--- start of MATERIAL SHOWN ---

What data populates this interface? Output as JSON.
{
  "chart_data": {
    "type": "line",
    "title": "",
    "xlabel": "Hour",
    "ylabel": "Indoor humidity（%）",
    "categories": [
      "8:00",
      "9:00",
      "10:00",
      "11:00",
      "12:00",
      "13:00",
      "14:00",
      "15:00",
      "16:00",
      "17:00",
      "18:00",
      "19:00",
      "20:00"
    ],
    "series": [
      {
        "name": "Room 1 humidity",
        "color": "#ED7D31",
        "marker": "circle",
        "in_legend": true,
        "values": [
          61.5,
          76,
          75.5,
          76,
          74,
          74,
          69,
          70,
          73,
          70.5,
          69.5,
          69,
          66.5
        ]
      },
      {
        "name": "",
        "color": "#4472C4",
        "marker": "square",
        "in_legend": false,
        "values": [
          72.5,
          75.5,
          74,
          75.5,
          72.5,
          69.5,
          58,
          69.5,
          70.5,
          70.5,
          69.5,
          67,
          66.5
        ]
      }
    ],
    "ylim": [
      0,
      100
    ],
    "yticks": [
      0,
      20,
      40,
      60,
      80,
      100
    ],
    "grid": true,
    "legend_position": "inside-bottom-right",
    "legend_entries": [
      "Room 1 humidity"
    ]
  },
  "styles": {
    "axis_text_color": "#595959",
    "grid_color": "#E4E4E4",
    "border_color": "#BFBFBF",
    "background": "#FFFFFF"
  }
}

--- end of MATERIAL SHOWN ---

DIRECTIONS =
Make an exact copy of every entry.

SOLUTION BELOW =
What data populates this interface? Output as JSON.
{
  "chart_data": {
    "type": "line",
    "title": "",
    "xlabel": "Hour",
    "ylabel": "Indoor humidity（%）",
    "categories": [
      "8:00",
      "9:00",
      "10:00",
      "11:00",
      "12:00",
      "13:00",
      "14:00",
      "15:00",
      "16:00",
      "17:00",
      "18:00",
      "19:00",
      "20:00"
    ],
    "series": [
      {
        "name": "Room 1 humidity",
        "color": "#ED7D31",
        "marker": "circle",
        "in_legend": true,
        "values": [
          61.5,
          76,
          75.5,
          76,
          74,
          74,
          69,
          70,
          73,
          70.5,
          69.5,
          69,
          66.5
        ]
      },
      {
        "name": "",
        "color": "#4472C4",
        "marker": "square",
        "in_legend": false,
        "values": [
          72.5,
          75.5,
          74,
          75.5,
          72.5,
          69.5,
          58,
          69.5,
          70.5,
          70.5,
          69.5,
          67,
          66.5
        ]
      }
    ],
    "ylim": [
      0,
      100
    ],
    "yticks": [
      0,
      20,
      40,
      60,
      80,
      100
    ],
    "grid": true,
    "legend_position": "inside-bottom-right",
    "legend_entries": [
      "Room 1 humidity"
    ]
  },
  "styles": {
    "axis_text_color": "#595959",
    "grid_color": "#E4E4E4",
    "border_color": "#BFBFBF",
    "background": "#FFFFFF"
  }
}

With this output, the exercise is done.